[Dataset rows]
##############################
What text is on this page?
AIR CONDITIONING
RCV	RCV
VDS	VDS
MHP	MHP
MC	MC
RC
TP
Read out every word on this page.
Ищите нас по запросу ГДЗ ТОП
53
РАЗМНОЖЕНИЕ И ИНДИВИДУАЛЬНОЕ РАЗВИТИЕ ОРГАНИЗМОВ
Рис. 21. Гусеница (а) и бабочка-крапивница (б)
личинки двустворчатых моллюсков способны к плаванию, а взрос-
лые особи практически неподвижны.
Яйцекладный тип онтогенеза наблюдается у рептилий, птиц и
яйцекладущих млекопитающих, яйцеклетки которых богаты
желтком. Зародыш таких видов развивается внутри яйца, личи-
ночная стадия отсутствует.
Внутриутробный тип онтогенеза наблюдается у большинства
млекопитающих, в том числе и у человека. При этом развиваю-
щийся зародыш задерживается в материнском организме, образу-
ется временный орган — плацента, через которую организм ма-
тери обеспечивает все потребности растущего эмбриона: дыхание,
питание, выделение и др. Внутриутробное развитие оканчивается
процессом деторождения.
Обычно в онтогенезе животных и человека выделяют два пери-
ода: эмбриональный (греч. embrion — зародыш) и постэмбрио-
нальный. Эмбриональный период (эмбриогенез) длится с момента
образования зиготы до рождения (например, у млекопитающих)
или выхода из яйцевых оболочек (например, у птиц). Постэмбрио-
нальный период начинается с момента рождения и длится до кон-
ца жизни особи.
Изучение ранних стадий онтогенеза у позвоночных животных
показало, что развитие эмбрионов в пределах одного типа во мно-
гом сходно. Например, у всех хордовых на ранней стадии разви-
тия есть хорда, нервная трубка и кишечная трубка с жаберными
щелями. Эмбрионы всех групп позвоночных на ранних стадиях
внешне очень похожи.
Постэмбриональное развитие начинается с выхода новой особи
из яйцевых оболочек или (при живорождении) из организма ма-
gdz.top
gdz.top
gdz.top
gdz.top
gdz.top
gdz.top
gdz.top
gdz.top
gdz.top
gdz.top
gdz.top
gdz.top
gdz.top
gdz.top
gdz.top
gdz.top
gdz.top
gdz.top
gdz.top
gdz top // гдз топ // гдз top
##############################
## [TASK OBJECTIVE]
Identify and copy lines that hold the string "онтогенеза".

## [TASK ANSWER]
Яйцекладный тип онтогенеза наблюдается у рептилий, птиц и
Внутриутробный тип онтогенеза наблюдается у большинства
Изучение ранних стадий онтогенеза у позвоночных животных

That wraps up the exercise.